▶ [TASK BRIEF] Copy every line of the rows below exactly as it appears, leaving out the pictures.

[Listings of boxed layout items]
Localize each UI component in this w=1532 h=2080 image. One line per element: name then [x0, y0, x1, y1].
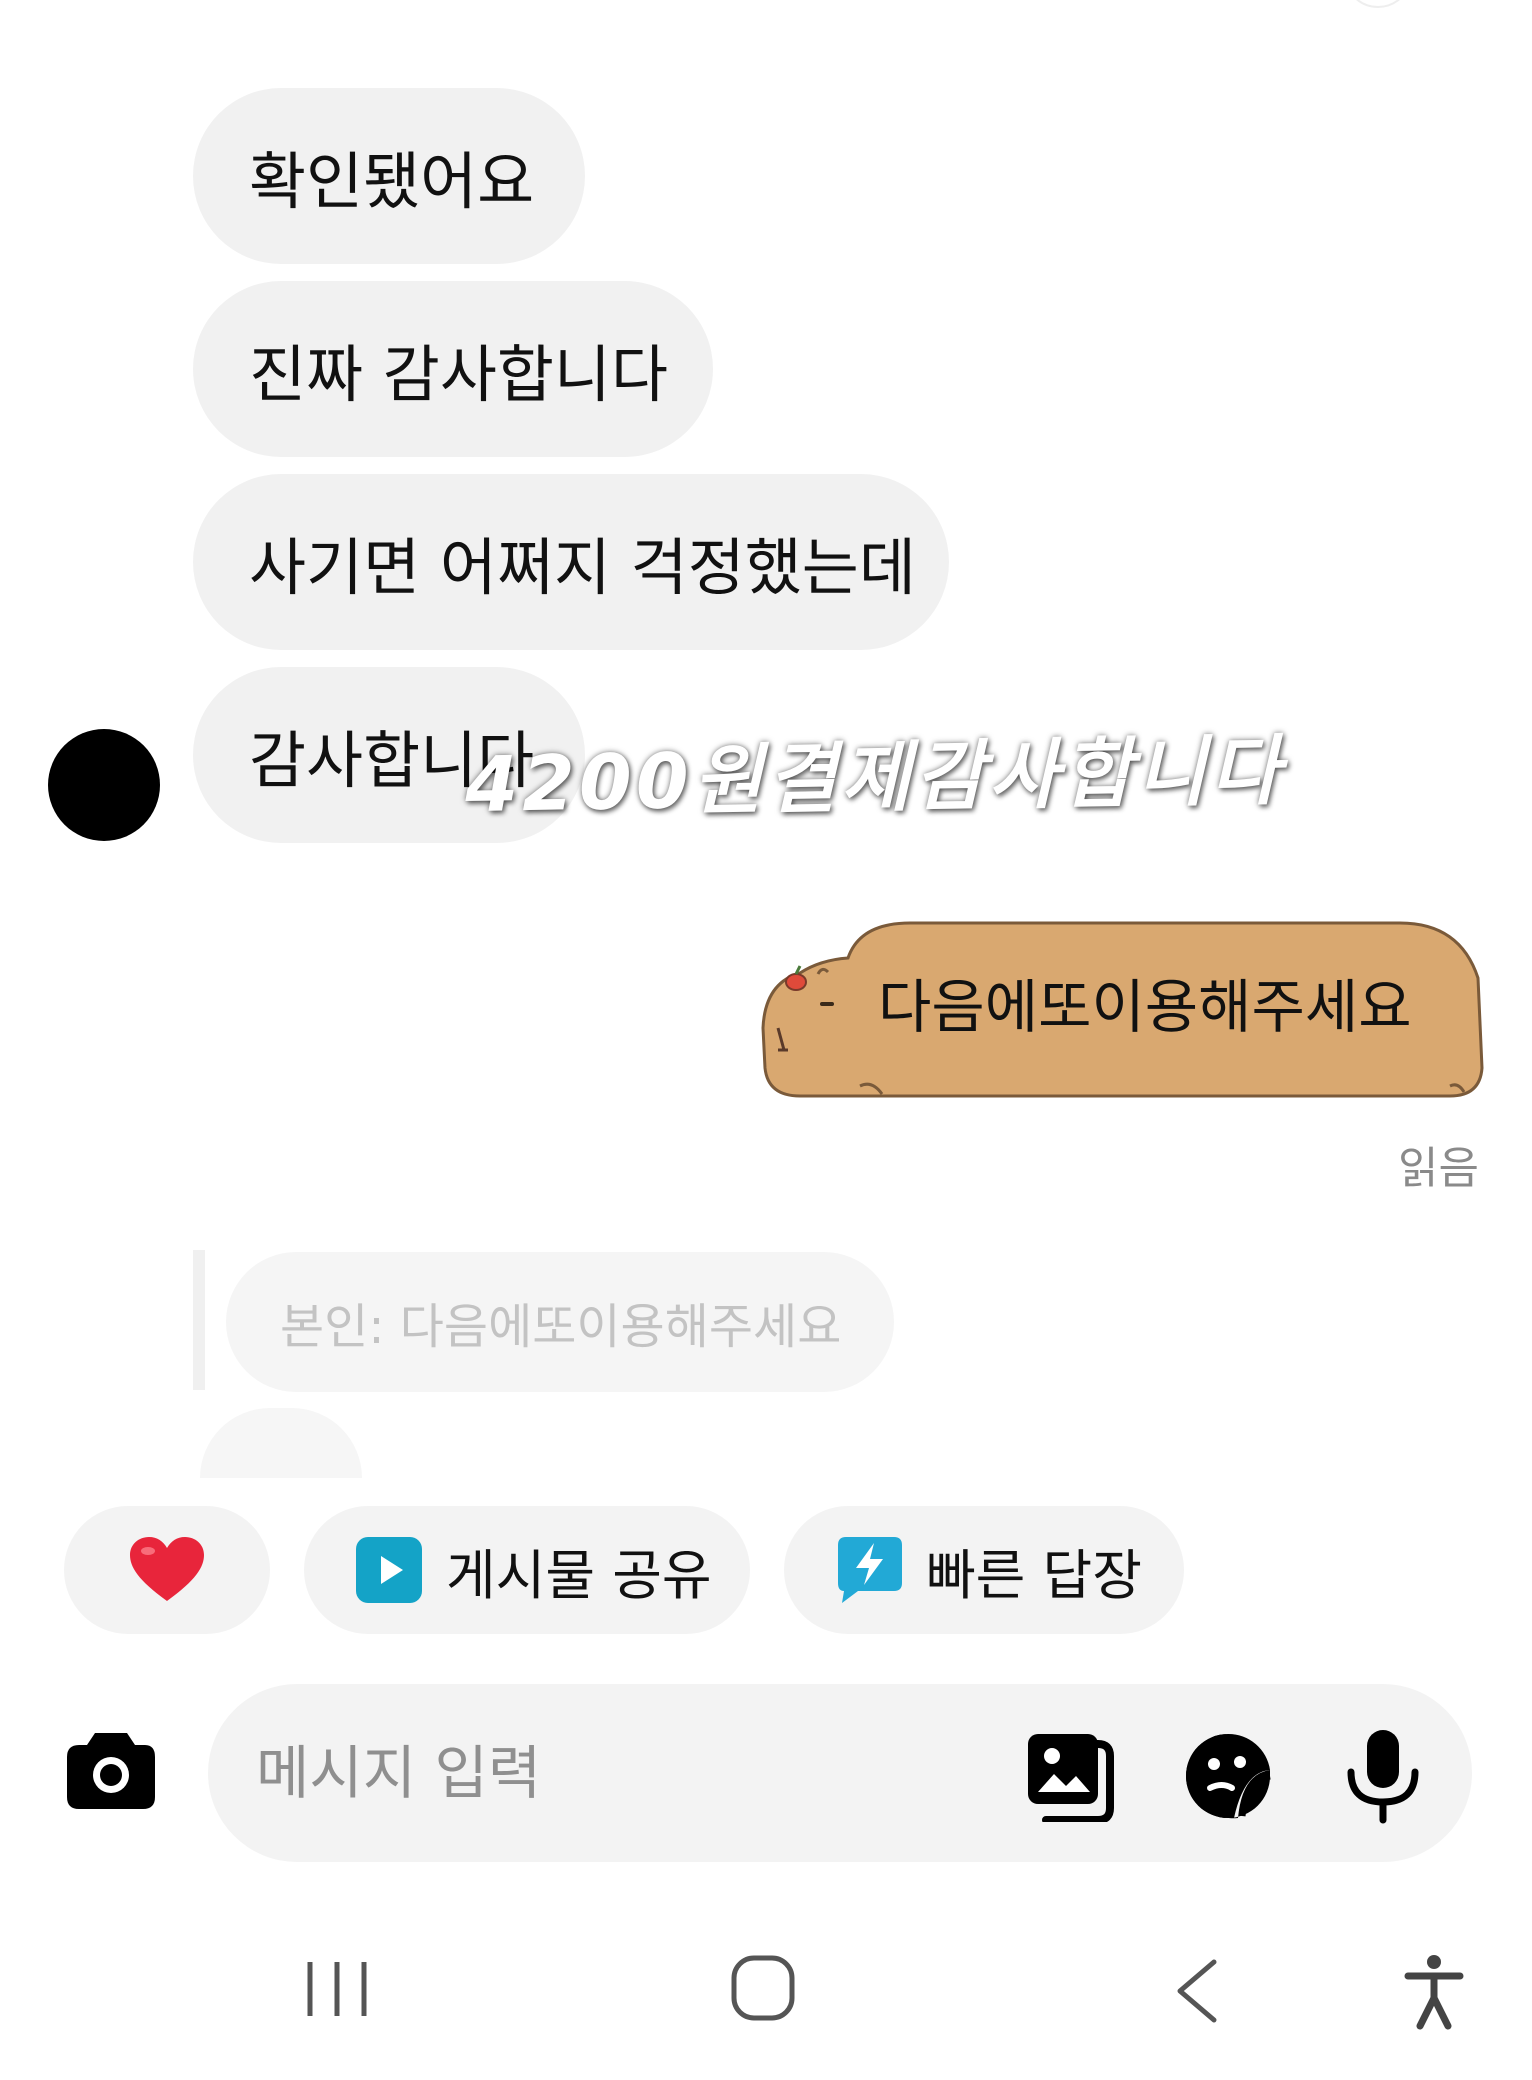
reply-preview[interactable]: 본인: 다음에또이용해주세요 — [226, 1252, 894, 1392]
system-navigation-bar — [0, 1930, 1532, 2080]
play-icon — [356, 1537, 422, 1603]
lightning-icon — [838, 1537, 902, 1603]
quick-reply-button[interactable]: 빠른 답장 — [784, 1506, 1184, 1634]
message-bubble[interactable]: 진짜 감사합니다 — [193, 281, 713, 457]
sent-sticker-message[interactable]: 다음에또이용해주세요 — [760, 918, 1485, 1101]
message-text: 확인됐어요 — [249, 145, 535, 218]
accessibility-icon[interactable] — [1404, 1954, 1464, 2030]
message-text: 진짜 감사합니다 — [249, 338, 668, 411]
avatar[interactable] — [48, 729, 160, 841]
overlay-caption: 4200원결제감사합니다 — [464, 725, 1285, 830]
faded-bubble — [200, 1408, 362, 1478]
heart-icon — [130, 1537, 204, 1601]
recent-apps-icon[interactable] — [304, 1958, 370, 2020]
reply-indicator-bar — [193, 1250, 205, 1390]
top-indicator — [1344, 0, 1412, 8]
share-post-button[interactable]: 게시물 공유 — [304, 1506, 750, 1634]
message-input[interactable] — [256, 1738, 956, 1808]
heart-reaction-button[interactable] — [64, 1506, 270, 1634]
message-bubble[interactable]: 확인됐어요 — [193, 88, 585, 264]
message-bubble[interactable]: 사기면 어쩌지 걱정했는데 — [193, 474, 949, 650]
sticker-text: 다음에또이용해주세요 — [878, 973, 1412, 1041]
quick-reply-label: 빠른 답장 — [926, 1543, 1142, 1607]
chat-screen: 확인됐어요 진짜 감사합니다 사기면 어쩌지 걱정했는데 감사합니다 4200원… — [0, 0, 1532, 2080]
microphone-icon[interactable] — [1345, 1728, 1421, 1824]
gallery-icon[interactable] — [1024, 1732, 1114, 1822]
message-composer — [208, 1684, 1472, 1862]
back-icon[interactable] — [1172, 1958, 1220, 2024]
reply-preview-text: 본인: 다음에또이용해주세요 — [280, 1299, 842, 1355]
home-icon[interactable] — [730, 1954, 796, 2022]
camera-icon[interactable] — [65, 1727, 157, 1811]
message-text: 사기면 어쩌지 걱정했는데 — [249, 531, 916, 604]
share-post-label: 게시물 공유 — [446, 1543, 712, 1607]
sticker-icon[interactable] — [1182, 1730, 1274, 1822]
read-receipt: 읽음 — [1398, 1143, 1479, 1194]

▶ [SOLUTION TO THE EXERCISE]
Localize each UI component in this w=1532 h=2080 image. One line per element: name then [x0, y0, x1, y1].
reply-preview[interactable]: 본인: 다음에또이용해주세요 — [226, 1252, 894, 1392]
system-navigation-bar — [0, 1930, 1532, 2080]
play-icon — [356, 1537, 422, 1603]
lightning-icon — [838, 1537, 902, 1603]
quick-reply-button[interactable]: 빠른 답장 — [784, 1506, 1184, 1634]
message-bubble[interactable]: 진짜 감사합니다 — [193, 281, 713, 457]
sent-sticker-message[interactable]: 다음에또이용해주세요 — [760, 918, 1485, 1101]
message-text: 확인됐어요 — [249, 145, 535, 218]
accessibility-icon[interactable] — [1404, 1954, 1464, 2030]
message-text: 진짜 감사합니다 — [249, 338, 668, 411]
avatar[interactable] — [48, 729, 160, 841]
overlay-caption: 4200원결제감사합니다 — [464, 725, 1285, 830]
faded-bubble — [200, 1408, 362, 1478]
heart-icon — [130, 1537, 204, 1601]
recent-apps-icon[interactable] — [304, 1958, 370, 2020]
reply-indicator-bar — [193, 1250, 205, 1390]
top-indicator — [1344, 0, 1412, 8]
share-post-button[interactable]: 게시물 공유 — [304, 1506, 750, 1634]
message-input[interactable] — [256, 1738, 956, 1808]
heart-reaction-button[interactable] — [64, 1506, 270, 1634]
message-bubble[interactable]: 확인됐어요 — [193, 88, 585, 264]
message-bubble[interactable]: 사기면 어쩌지 걱정했는데 — [193, 474, 949, 650]
sticker-text: 다음에또이용해주세요 — [878, 973, 1412, 1041]
quick-reply-label: 빠른 답장 — [926, 1543, 1142, 1607]
chat-screen: 확인됐어요 진짜 감사합니다 사기면 어쩌지 걱정했는데 감사합니다 4200원… — [0, 0, 1532, 2080]
microphone-icon[interactable] — [1345, 1728, 1421, 1824]
gallery-icon[interactable] — [1024, 1732, 1114, 1822]
message-composer — [208, 1684, 1472, 1862]
back-icon[interactable] — [1172, 1958, 1220, 2024]
reply-preview-text: 본인: 다음에또이용해주세요 — [280, 1299, 842, 1355]
home-icon[interactable] — [730, 1954, 796, 2022]
camera-icon[interactable] — [65, 1727, 157, 1811]
message-text: 사기면 어쩌지 걱정했는데 — [249, 531, 916, 604]
share-post-label: 게시물 공유 — [446, 1543, 712, 1607]
sticker-icon[interactable] — [1182, 1730, 1274, 1822]
read-receipt: 읽음 — [1398, 1143, 1479, 1194]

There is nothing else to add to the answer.